Pull out every line with the word "JSON" from the entries below.
[Start of DATA SHOWN]
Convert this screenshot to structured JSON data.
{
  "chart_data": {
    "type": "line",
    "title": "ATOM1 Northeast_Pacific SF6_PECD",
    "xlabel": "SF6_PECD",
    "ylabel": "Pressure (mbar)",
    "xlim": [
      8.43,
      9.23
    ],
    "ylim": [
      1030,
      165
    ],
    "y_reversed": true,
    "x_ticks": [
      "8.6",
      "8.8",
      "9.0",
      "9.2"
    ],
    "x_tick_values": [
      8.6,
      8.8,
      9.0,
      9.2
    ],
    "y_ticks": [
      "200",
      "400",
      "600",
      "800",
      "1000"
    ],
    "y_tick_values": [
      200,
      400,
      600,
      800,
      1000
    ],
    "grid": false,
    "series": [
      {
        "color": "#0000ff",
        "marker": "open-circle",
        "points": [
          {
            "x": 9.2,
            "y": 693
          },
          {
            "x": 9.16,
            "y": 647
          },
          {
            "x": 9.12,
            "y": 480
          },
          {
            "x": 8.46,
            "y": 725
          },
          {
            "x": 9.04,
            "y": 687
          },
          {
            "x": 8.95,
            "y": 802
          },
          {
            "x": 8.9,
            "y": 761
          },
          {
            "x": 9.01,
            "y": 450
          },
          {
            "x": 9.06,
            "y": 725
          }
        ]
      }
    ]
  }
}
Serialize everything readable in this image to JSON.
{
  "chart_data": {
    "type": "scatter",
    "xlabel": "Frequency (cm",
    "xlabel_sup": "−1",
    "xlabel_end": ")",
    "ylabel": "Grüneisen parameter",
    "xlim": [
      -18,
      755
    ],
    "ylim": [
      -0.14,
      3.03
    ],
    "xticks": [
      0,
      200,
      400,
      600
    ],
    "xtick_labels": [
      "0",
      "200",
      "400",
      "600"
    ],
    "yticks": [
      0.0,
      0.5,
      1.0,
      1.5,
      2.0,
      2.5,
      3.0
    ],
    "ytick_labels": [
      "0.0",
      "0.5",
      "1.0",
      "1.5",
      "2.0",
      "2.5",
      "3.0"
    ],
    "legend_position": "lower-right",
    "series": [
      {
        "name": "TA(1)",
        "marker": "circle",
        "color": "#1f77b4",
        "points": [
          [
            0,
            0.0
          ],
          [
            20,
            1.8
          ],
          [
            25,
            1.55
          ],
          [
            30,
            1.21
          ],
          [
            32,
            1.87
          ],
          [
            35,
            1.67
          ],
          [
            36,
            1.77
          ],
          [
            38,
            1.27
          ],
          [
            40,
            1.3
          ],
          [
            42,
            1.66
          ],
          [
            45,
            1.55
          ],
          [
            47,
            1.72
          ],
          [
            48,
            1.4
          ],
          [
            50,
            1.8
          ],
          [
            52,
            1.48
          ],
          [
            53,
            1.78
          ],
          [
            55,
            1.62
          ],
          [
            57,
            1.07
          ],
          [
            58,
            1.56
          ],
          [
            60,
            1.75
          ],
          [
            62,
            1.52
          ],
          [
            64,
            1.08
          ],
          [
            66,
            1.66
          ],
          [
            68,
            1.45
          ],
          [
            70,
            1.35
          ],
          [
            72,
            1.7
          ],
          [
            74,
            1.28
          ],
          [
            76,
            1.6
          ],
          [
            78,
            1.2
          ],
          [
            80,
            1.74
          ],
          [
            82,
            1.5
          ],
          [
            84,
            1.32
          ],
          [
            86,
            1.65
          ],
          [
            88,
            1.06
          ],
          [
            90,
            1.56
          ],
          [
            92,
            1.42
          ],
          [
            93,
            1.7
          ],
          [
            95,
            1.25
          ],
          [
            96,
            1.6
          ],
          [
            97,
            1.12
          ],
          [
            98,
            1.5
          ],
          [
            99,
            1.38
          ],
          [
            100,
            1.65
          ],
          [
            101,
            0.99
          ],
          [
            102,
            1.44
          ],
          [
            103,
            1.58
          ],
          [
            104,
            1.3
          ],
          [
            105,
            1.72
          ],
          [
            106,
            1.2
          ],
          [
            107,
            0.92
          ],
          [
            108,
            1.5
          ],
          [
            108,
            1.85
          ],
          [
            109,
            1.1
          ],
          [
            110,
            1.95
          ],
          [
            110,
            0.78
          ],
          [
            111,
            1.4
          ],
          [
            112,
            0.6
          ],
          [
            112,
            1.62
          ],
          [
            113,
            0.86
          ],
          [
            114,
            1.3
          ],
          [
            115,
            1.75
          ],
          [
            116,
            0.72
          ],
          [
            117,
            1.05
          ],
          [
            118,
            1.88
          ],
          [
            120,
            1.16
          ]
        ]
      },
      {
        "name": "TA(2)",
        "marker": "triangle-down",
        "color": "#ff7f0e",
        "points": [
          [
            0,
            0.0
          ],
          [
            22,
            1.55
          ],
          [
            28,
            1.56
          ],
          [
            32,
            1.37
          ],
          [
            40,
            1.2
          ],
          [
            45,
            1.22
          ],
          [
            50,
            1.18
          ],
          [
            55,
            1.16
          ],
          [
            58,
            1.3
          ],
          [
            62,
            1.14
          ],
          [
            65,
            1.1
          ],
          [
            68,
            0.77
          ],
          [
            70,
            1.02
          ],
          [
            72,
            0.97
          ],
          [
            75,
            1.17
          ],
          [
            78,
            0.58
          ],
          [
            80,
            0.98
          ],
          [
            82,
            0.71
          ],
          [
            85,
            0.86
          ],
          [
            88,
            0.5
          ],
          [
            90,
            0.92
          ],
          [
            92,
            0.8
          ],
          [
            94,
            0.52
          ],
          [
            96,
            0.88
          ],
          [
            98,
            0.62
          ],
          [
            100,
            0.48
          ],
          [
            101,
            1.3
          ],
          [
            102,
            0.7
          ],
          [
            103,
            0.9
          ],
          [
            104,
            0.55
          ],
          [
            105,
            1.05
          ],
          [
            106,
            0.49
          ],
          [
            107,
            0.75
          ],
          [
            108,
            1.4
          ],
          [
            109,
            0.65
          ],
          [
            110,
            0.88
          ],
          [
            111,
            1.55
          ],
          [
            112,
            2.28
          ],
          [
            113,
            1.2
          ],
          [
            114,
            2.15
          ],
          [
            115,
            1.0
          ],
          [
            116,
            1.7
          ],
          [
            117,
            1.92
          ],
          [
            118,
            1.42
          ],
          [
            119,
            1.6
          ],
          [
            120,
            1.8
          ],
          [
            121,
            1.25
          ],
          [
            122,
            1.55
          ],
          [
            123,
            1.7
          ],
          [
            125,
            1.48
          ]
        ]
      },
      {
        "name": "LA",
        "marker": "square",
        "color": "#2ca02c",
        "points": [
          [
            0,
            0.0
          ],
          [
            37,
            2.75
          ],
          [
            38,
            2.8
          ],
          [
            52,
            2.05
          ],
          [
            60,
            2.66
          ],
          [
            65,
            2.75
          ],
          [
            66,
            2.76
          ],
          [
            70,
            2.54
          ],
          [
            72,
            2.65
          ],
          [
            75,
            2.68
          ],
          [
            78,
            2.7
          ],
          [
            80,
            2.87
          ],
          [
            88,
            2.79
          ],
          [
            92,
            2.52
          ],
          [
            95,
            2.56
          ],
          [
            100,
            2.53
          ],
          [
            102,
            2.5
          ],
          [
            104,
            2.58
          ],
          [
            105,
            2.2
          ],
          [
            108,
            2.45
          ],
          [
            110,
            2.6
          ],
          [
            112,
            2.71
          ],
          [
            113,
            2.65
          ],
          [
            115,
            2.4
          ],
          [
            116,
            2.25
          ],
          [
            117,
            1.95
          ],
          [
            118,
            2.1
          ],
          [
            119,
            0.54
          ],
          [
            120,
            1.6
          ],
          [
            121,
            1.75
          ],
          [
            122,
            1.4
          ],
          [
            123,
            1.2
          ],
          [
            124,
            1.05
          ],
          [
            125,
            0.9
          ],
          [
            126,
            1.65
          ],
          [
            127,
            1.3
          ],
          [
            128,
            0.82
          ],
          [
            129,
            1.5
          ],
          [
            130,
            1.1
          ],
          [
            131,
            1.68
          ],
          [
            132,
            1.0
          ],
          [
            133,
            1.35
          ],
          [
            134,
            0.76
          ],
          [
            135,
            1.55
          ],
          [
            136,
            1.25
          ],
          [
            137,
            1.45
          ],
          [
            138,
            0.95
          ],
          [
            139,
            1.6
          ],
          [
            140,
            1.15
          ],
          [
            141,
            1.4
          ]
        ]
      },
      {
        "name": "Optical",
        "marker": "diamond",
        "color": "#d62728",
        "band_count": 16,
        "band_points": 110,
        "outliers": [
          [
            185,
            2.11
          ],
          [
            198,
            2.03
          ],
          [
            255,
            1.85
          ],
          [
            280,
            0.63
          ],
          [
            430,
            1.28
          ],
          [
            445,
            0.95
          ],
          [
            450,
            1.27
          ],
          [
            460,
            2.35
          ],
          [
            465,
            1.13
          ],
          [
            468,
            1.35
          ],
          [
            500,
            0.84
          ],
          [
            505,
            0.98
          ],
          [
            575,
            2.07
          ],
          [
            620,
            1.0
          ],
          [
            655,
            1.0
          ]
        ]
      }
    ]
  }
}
[End of DATA SHOWN]
#### FINAL ANSWER:
Convert this screenshot to structured JSON data.
Serialize everything readable in this image to JSON.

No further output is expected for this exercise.